** Directive **
From the entries below, copy every line that holds the word "Nussbaum".

** Records for the exercise **
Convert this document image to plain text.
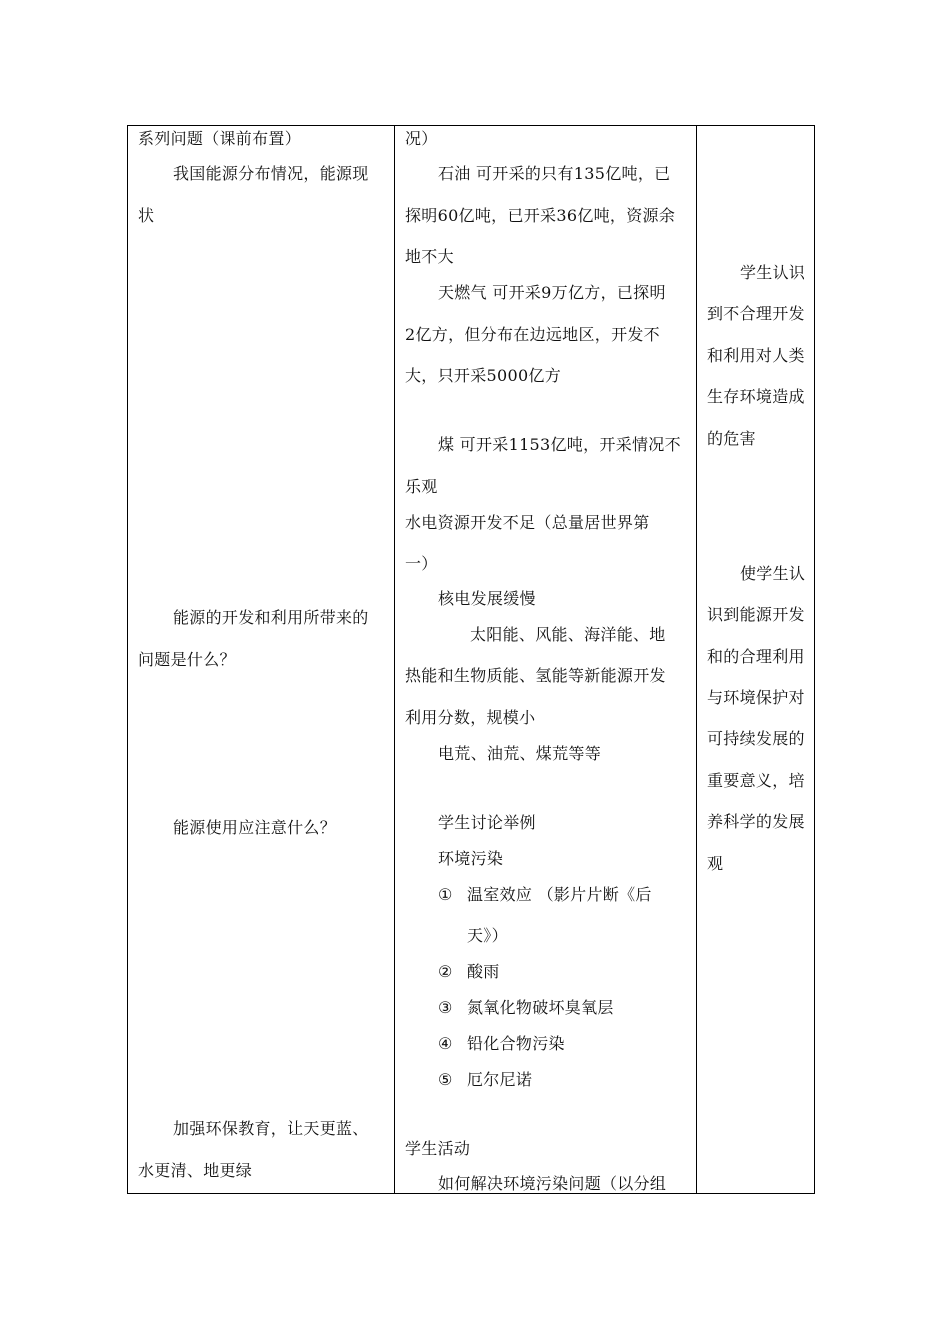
系列问题（课前布置）
我国能源分布情况，能源现
状
能源的开发和利用所带来的
问题是什么？
能源使用应注意什么？
加强环保教育，让天更蓝、
水更清、地更绿
况）
石油 可开采的只有135亿吨，已
探明60亿吨，已开采36亿吨，资源余
地不大
天燃气 可开采9万亿方，已探明
2亿方，但分布在边远地区，开发不
大，只开采5000亿方
煤 可开采1153亿吨，开采情况不
乐观
水电资源开发不足（总量居世界第
一）
核电发展缓慢
太阳能、风能、海洋能、地
热能和生物质能、氢能等新能源开发
利用分数，规模小
电荒、油荒、煤荒等等
学生讨论举例
环境污染
① 温室效应 （影片片断《后
天》）
② 酸雨
③ 氮氧化物破坏臭氧层
④ 铅化合物污染
⑤ 厄尔尼诺
学生活动
如何解决环境污染问题（以分组
学生认识
到不合理开发
和利用对人类
生存环境造成
的危害
使学生认
识到能源开发
和的合理利用
与环境保护对
可持续发展的
重要意义，培
养科学的发展
观
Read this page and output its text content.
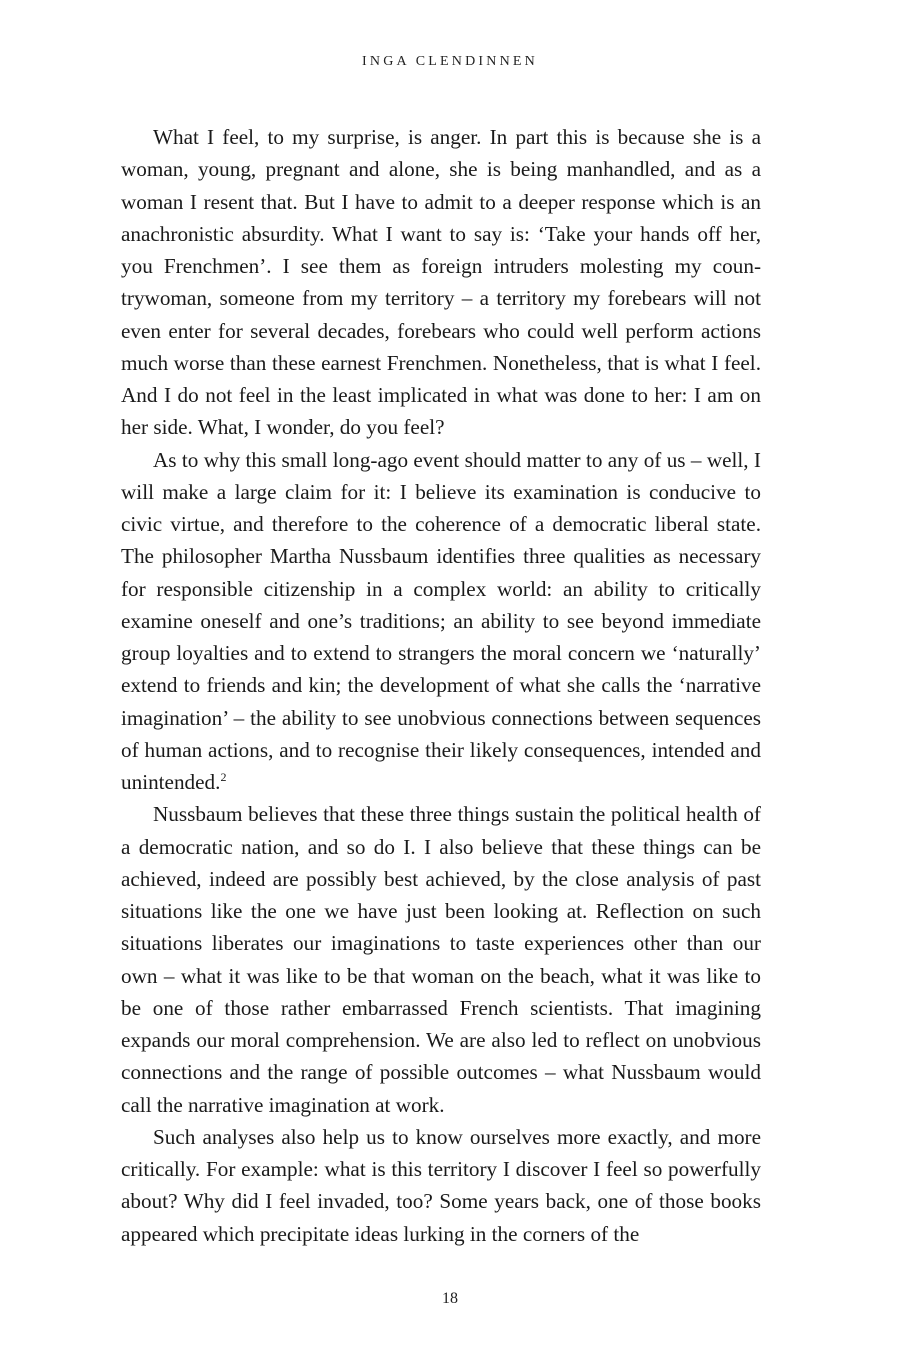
INGA CLENDINNEN

What I feel, to my surprise, is anger. In part this is because she is a woman, young, pregnant and alone, she is being manhandled, and as a woman I resent that. But I have to admit to a deeper response which is an anachronistic absurdity. What I want to say is: ‘Take your hands off her, you Frenchmen’. I see them as foreign intruders molesting my countrywoman, someone from my territory – a territory my forebears will not even enter for several decades, forebears who could well perform actions much worse than these earnest Frenchmen. Nonetheless, that is what I feel. And I do not feel in the least implicated in what was done to her: I am on her side. What, I wonder, do you feel?

As to why this small long-ago event should matter to any of us – well, I will make a large claim for it: I believe its examination is conducive to civic virtue, and therefore to the coherence of a democratic liberal state. The philosopher Martha Nussbaum identifies three qualities as necessary for responsible citizenship in a complex world: an ability to critically examine oneself and one’s traditions; an ability to see beyond immediate group loyalties and to extend to strangers the moral concern we ‘naturally’ extend to friends and kin; the development of what she calls the ‘narrative imagination’ – the ability to see unobvious connections between sequences of human actions, and to recognise their likely consequences, intended and unintended.$^2$

Nussbaum believes that these three things sustain the political health of a democratic nation, and so do I. I also believe that these things can be achieved, indeed are possibly best achieved, by the close analysis of past situations like the one we have just been looking at. Reflection on such situations liberates our imaginations to taste experiences other than our own – what it was like to be that woman on the beach, what it was like to be one of those rather embarrassed French scientists. That imagining expands our moral comprehension. We are also led to reflect on unobvious connections and the range of possible outcomes – what Nussbaum would call the narrative imagination at work.

Such analyses also help us to know ourselves more exactly, and more critically. For example: what is this territory I discover I feel so powerfully about? Why did I feel invaded, too? Some years back, one of those books appeared which precipitate ideas lurking in the corners of the

18
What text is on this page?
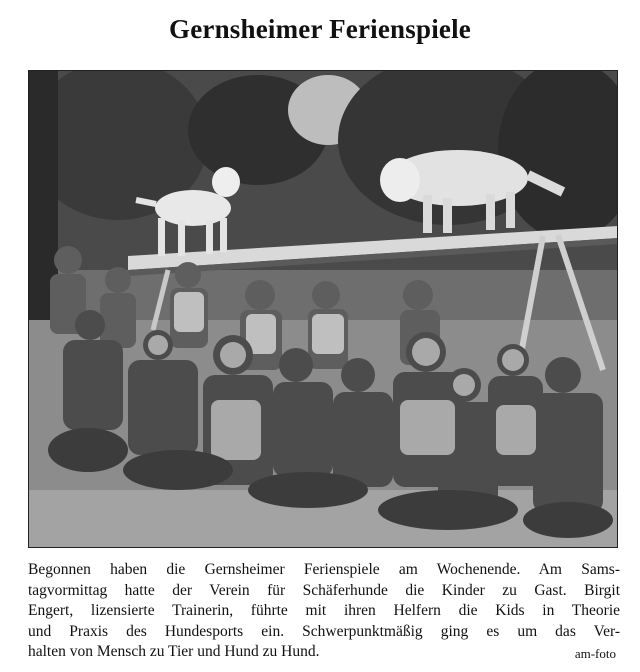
Gernsheimer Ferienspiele
Begonnen haben die Gernsheimer Ferienspiele am Wochenende. Am Sams-
tagvormittag hatte der Verein für Schäferhunde die Kinder zu Gast. Birgit
Engert, lizensierte Trainerin, führte mit ihren Helfern die Kids in Theorie
und Praxis des Hundesports ein. Schwerpunktmäßig ging es um das Ver-
halten von Mensch zu Tier und Hund zu Hund.	am-foto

** Result for this exercise **
As to why this small long-ago event should matter to any of us – well, I will make a large claim for it: I believe its examination is conducive to civic virtue, and therefore to the coherence of a democratic liberal state. The philosopher Martha Nussbaum identifies three qualities as necessary for responsible citizenship in a complex world: an ability to critically examine oneself and one’s traditions; an ability to see beyond immediate group loyalties and to extend to strangers the moral concern we ‘naturally’ extend to friends and kin; the development of what she calls the ‘narrative imagination’ – the ability to see unobvious connections between sequences of human actions, and to recognise their likely consequences, intended and unintended.$^2$
Nussbaum believes that these three things sustain the political health of a democratic nation, and so do I. I also believe that these things can be achieved, indeed are possibly best achieved, by the close analysis of past situations like the one we have just been looking at. Reflection on such situations liberates our imaginations to taste experiences other than our own – what it was like to be that woman on the beach, what it was like to be one of those rather embarrassed French scientists. That imagining expands our moral comprehension. We are also led to reflect on unobvious connections and the range of possible outcomes – what Nussbaum would call the narrative imagination at work.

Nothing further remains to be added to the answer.